Some records:

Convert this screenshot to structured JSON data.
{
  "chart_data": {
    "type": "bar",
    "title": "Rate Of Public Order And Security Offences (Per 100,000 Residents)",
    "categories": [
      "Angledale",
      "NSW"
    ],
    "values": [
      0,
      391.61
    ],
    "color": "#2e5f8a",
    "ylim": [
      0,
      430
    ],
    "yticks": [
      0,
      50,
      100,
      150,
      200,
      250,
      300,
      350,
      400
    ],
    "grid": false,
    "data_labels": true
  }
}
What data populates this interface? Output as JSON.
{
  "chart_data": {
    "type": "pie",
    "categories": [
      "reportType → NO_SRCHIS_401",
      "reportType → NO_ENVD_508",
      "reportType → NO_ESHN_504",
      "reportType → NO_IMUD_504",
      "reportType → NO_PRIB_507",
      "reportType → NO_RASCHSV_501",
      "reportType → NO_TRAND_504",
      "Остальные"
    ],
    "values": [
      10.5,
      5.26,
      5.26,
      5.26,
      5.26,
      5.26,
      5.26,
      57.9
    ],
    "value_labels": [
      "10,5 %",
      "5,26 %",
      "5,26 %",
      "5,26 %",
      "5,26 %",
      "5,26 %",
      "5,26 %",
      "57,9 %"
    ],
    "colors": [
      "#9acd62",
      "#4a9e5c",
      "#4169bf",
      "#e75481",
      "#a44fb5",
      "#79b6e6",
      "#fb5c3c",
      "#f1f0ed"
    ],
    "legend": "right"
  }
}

The request:
Print only the lines from the one with "What data populates" to the end of the records, both included.

Finished answer:
What data populates this interface? Output as JSON.
{
  "chart_data": {
    "type": "pie",
    "categories": [
      "reportType → NO_SRCHIS_401",
      "reportType → NO_ENVD_508",
      "reportType → NO_ESHN_504",
      "reportType → NO_IMUD_504",
      "reportType → NO_PRIB_507",
      "reportType → NO_RASCHSV_501",
      "reportType → NO_TRAND_504",
      "Остальные"
    ],
    "values": [
      10.5,
      5.26,
      5.26,
      5.26,
      5.26,
      5.26,
      5.26,
      57.9
    ],
    "value_labels": [
      "10,5 %",
      "5,26 %",
      "5,26 %",
      "5,26 %",
      "5,26 %",
      "5,26 %",
      "5,26 %",
      "57,9 %"
    ],
    "colors": [
      "#9acd62",
      "#4a9e5c",
      "#4169bf",
      "#e75481",
      "#a44fb5",
      "#79b6e6",
      "#fb5c3c",
      "#f1f0ed"
    ],
    "legend": "right"
  }
}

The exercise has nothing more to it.